◆ **Objective**
Images are not part of the copy; transcribe all the data exactly.

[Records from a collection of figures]
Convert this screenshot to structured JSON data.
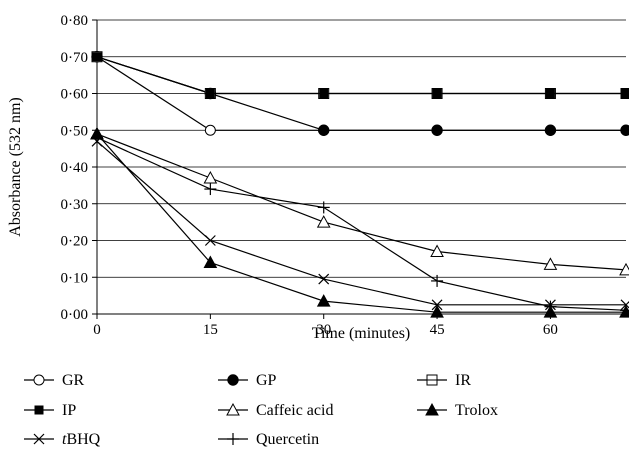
{
  "chart_data": {
    "type": "line",
    "xlabel": "Time (minutes)",
    "ylabel": "Absorbance (532 nm)",
    "xlim": [
      0,
      70
    ],
    "ylim": [
      0,
      0.8
    ],
    "x_ticks": [
      0,
      15,
      30,
      45,
      60
    ],
    "x_tick_labels": [
      "0",
      "15",
      "30",
      "45",
      "60"
    ],
    "y_ticks": [
      0,
      0.1,
      0.2,
      0.3,
      0.4,
      0.5,
      0.6,
      0.7,
      0.8
    ],
    "y_tick_labels": [
      "0·00",
      "0·10",
      "0·20",
      "0·30",
      "0·40",
      "0·50",
      "0·60",
      "0·70",
      "0·80"
    ],
    "grid": "horizontal",
    "legend_position": "bottom",
    "series": [
      {
        "name": "GR",
        "marker": "circle-open",
        "x": [
          0,
          15,
          30,
          45,
          60,
          70
        ],
        "values": [
          0.7,
          0.5,
          0.5,
          0.5,
          0.5,
          0.5
        ]
      },
      {
        "name": "GP",
        "marker": "circle-filled",
        "x": [
          0,
          15,
          30,
          45,
          60,
          70
        ],
        "values": [
          0.7,
          0.6,
          0.5,
          0.5,
          0.5,
          0.5
        ]
      },
      {
        "name": "IR",
        "marker": "square-open",
        "x": [
          0,
          15,
          30,
          45,
          60,
          70
        ],
        "values": [
          0.7,
          0.6,
          0.6,
          0.6,
          0.6,
          0.6
        ]
      },
      {
        "name": "IP",
        "marker": "square-filled",
        "x": [
          0,
          15,
          30,
          45,
          60,
          70
        ],
        "values": [
          0.7,
          0.6,
          0.6,
          0.6,
          0.6,
          0.6
        ]
      },
      {
        "name": "Caffeic acid",
        "marker": "triangle-open",
        "x": [
          0,
          15,
          30,
          45,
          60,
          70
        ],
        "values": [
          0.49,
          0.37,
          0.25,
          0.17,
          0.135,
          0.12
        ]
      },
      {
        "name": "Trolox",
        "marker": "triangle-filled",
        "x": [
          0,
          15,
          30,
          45,
          60,
          70
        ],
        "values": [
          0.49,
          0.14,
          0.035,
          0.005,
          0.005,
          0.005
        ]
      },
      {
        "name_prefix": "t",
        "name": "BHQ",
        "marker": "x",
        "x": [
          0,
          15,
          30,
          45,
          60,
          70
        ],
        "values": [
          0.47,
          0.2,
          0.095,
          0.025,
          0.025,
          0.025
        ]
      },
      {
        "name": "Quercetin",
        "marker": "plus",
        "x": [
          0,
          15,
          30,
          45,
          60,
          70
        ],
        "values": [
          0.48,
          0.34,
          0.29,
          0.09,
          0.02,
          0.01
        ]
      }
    ]
  }
}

◆ **Exercise result**
Convert this screenshot to structured JSON data.
{
  "chart_data": {
    "type": "line",
    "xlabel": "Time (minutes)",
    "ylabel": "Absorbance (532 nm)",
    "xlim": [
      0,
      70
    ],
    "ylim": [
      0,
      0.8
    ],
    "x_ticks": [
      0,
      15,
      30,
      45,
      60
    ],
    "x_tick_labels": [
      "0",
      "15",
      "30",
      "45",
      "60"
    ],
    "y_ticks": [
      0,
      0.1,
      0.2,
      0.3,
      0.4,
      0.5,
      0.6,
      0.7,
      0.8
    ],
    "y_tick_labels": [
      "0·00",
      "0·10",
      "0·20",
      "0·30",
      "0·40",
      "0·50",
      "0·60",
      "0·70",
      "0·80"
    ],
    "grid": "horizontal",
    "legend_position": "bottom",
    "series": [
      {
        "name": "GR",
        "marker": "circle-open",
        "x": [
          0,
          15,
          30,
          45,
          60,
          70
        ],
        "values": [
          0.7,
          0.5,
          0.5,
          0.5,
          0.5,
          0.5
        ]
      },
      {
        "name": "GP",
        "marker": "circle-filled",
        "x": [
          0,
          15,
          30,
          45,
          60,
          70
        ],
        "values": [
          0.7,
          0.6,
          0.5,
          0.5,
          0.5,
          0.5
        ]
      },
      {
        "name": "IR",
        "marker": "square-open",
        "x": [
          0,
          15,
          30,
          45,
          60,
          70
        ],
        "values": [
          0.7,
          0.6,
          0.6,
          0.6,
          0.6,
          0.6
        ]
      },
      {
        "name": "IP",
        "marker": "square-filled",
        "x": [
          0,
          15,
          30,
          45,
          60,
          70
        ],
        "values": [
          0.7,
          0.6,
          0.6,
          0.6,
          0.6,
          0.6
        ]
      },
      {
        "name": "Caffeic acid",
        "marker": "triangle-open",
        "x": [
          0,
          15,
          30,
          45,
          60,
          70
        ],
        "values": [
          0.49,
          0.37,
          0.25,
          0.17,
          0.135,
          0.12
        ]
      },
      {
        "name": "Trolox",
        "marker": "triangle-filled",
        "x": [
          0,
          15,
          30,
          45,
          60,
          70
        ],
        "values": [
          0.49,
          0.14,
          0.035,
          0.005,
          0.005,
          0.005
        ]
      },
      {
        "name_prefix": "t",
        "name": "BHQ",
        "marker": "x",
        "x": [
          0,
          15,
          30,
          45,
          60,
          70
        ],
        "values": [
          0.47,
          0.2,
          0.095,
          0.025,
          0.025,
          0.025
        ]
      },
      {
        "name": "Quercetin",
        "marker": "plus",
        "x": [
          0,
          15,
          30,
          45,
          60,
          70
        ],
        "values": [
          0.48,
          0.34,
          0.29,
          0.09,
          0.02,
          0.01
        ]
      }
    ]
  }
}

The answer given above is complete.